Your answer should consist of the lines below that hold the word "handles".

"""

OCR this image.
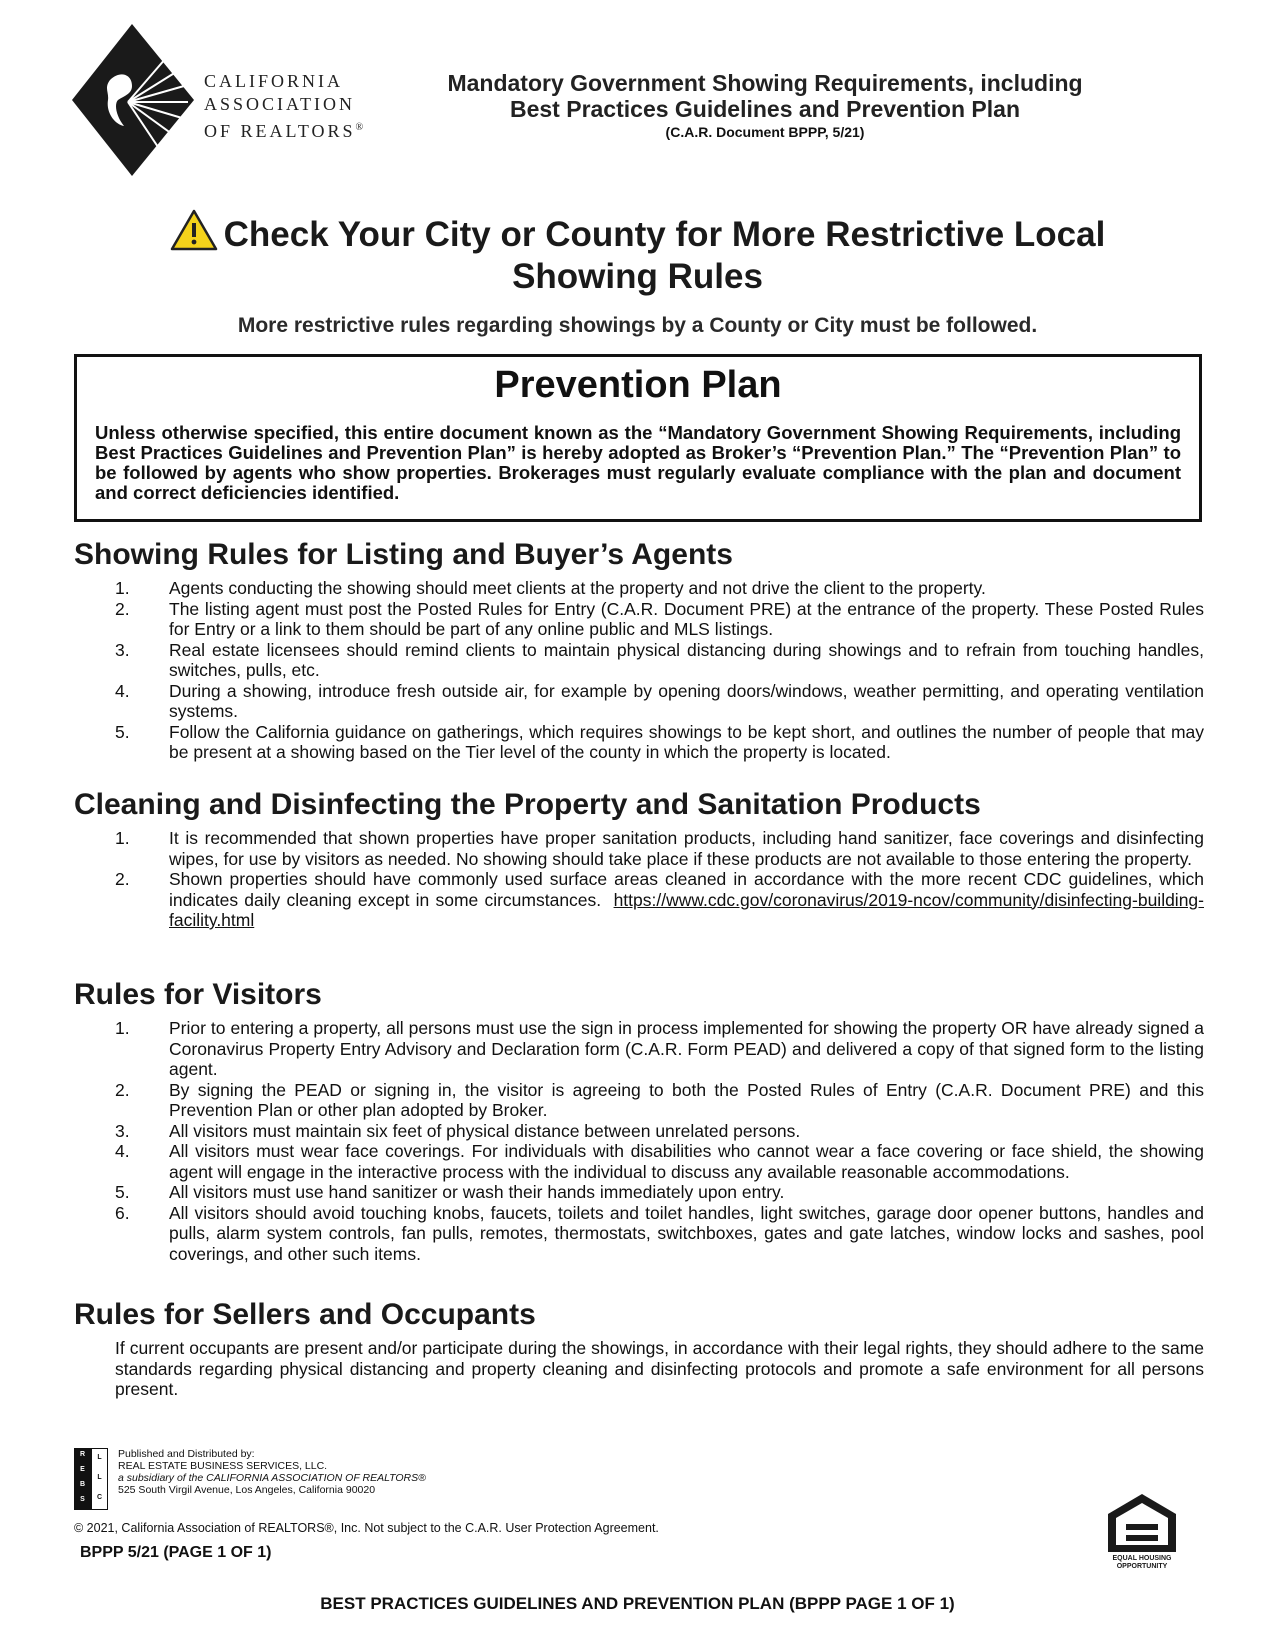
CALIFORNIA
ASSOCIATION
OF REALTORS®
Mandatory Government Showing Requirements, including
Best Practices Guidelines and Prevention Plan
(C.A.R. Document BPPP, 5/21)
Check Your City or County for More Restrictive Local
Showing Rules
More restrictive rules regarding showings by a County or City must be followed.
Prevention Plan
Unless otherwise specified, this entire document known as the “Mandatory Government Showing Requirements, including Best Practices Guidelines and Prevention Plan” is hereby adopted as Broker’s “Prevention Plan.” The “Prevention Plan” to be followed by agents who show properties. Brokerages must regularly evaluate compliance with the plan and document and correct deficiencies identified.
Showing Rules for Listing and Buyer’s Agents
1. Agents conducting the showing should meet clients at the property and not drive the client to the property.
2. The listing agent must post the Posted Rules for Entry (C.A.R. Document PRE) at the entrance of the property. These Posted Rules for Entry or a link to them should be part of any online public and MLS listings.
3. Real estate licensees should remind clients to maintain physical distancing during showings and to refrain from touching handles, switches, pulls, etc.
4. During a showing, introduce fresh outside air, for example by opening doors/windows, weather permitting, and operating ventilation systems.
5. Follow the California guidance on gatherings, which requires showings to be kept short, and outlines the number of people that may be present at a showing based on the Tier level of the county in which the property is located.
Cleaning and Disinfecting the Property and Sanitation Products
1. It is recommended that shown properties have proper sanitation products, including hand sanitizer, face coverings and disinfecting wipes, for use by visitors as needed. No showing should take place if these products are not available to those entering the property.
2. Shown properties should have commonly used surface areas cleaned in accordance with the more recent CDC guidelines, which indicates daily cleaning except in some circumstances. https://www.cdc.gov/coronavirus/2019-ncov/community/disinfecting-building-facility.html
Rules for Visitors
1. Prior to entering a property, all persons must use the sign in process implemented for showing the property OR have already signed a Coronavirus Property Entry Advisory and Declaration form (C.A.R. Form PEAD) and delivered a copy of that signed form to the listing agent.
2. By signing the PEAD or signing in, the visitor is agreeing to both the Posted Rules of Entry (C.A.R. Document PRE) and this Prevention Plan or other plan adopted by Broker.
3. All visitors must maintain six feet of physical distance between unrelated persons.
4. All visitors must wear face coverings. For individuals with disabilities who cannot wear a face covering or face shield, the showing agent will engage in the interactive process with the individual to discuss any available reasonable accommodations.
5. All visitors must use hand sanitizer or wash their hands immediately upon entry.
6. All visitors should avoid touching knobs, faucets, toilets and toilet handles, light switches, garage door opener buttons, handles and pulls, alarm system controls, fan pulls, remotes, thermostats, switchboxes, gates and gate latches, window locks and sashes, pool coverings, and other such items.
Rules for Sellers and Occupants
If current occupants are present and/or participate during the showings, in accordance with their legal rights, they should adhere to the same standards regarding physical distancing and property cleaning and disinfecting protocols and promote a safe environment for all persons present.
R
E
B
S
L
L
C
Published and Distributed by:
REAL ESTATE BUSINESS SERVICES, LLC.
a subsidiary of the CALIFORNIA ASSOCIATION OF REALTORS®
525 South Virgil Avenue, Los Angeles, California 90020
© 2021, California Association of REALTORS®, Inc. Not subject to the C.A.R. User Protection Agreement.
BPPP 5/21 (PAGE 1 OF 1)	EQUAL HOUSING
OPPORTUNITY
BEST PRACTICES GUIDELINES AND PREVENTION PLAN (BPPP PAGE 1 OF 1)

"""

OUTPUT BELOW:
3. Real estate licensees should remind clients to maintain physical distancing during showings and to refrain from touching handles, switches, pulls, etc.
6. All visitors should avoid touching knobs, faucets, toilets and toilet handles, light switches, garage door opener buttons, handles and pulls, alarm system controls, fan pulls, remotes, thermostats, switchboxes, gates and gate latches, window locks and sashes, pool coverings, and other such items.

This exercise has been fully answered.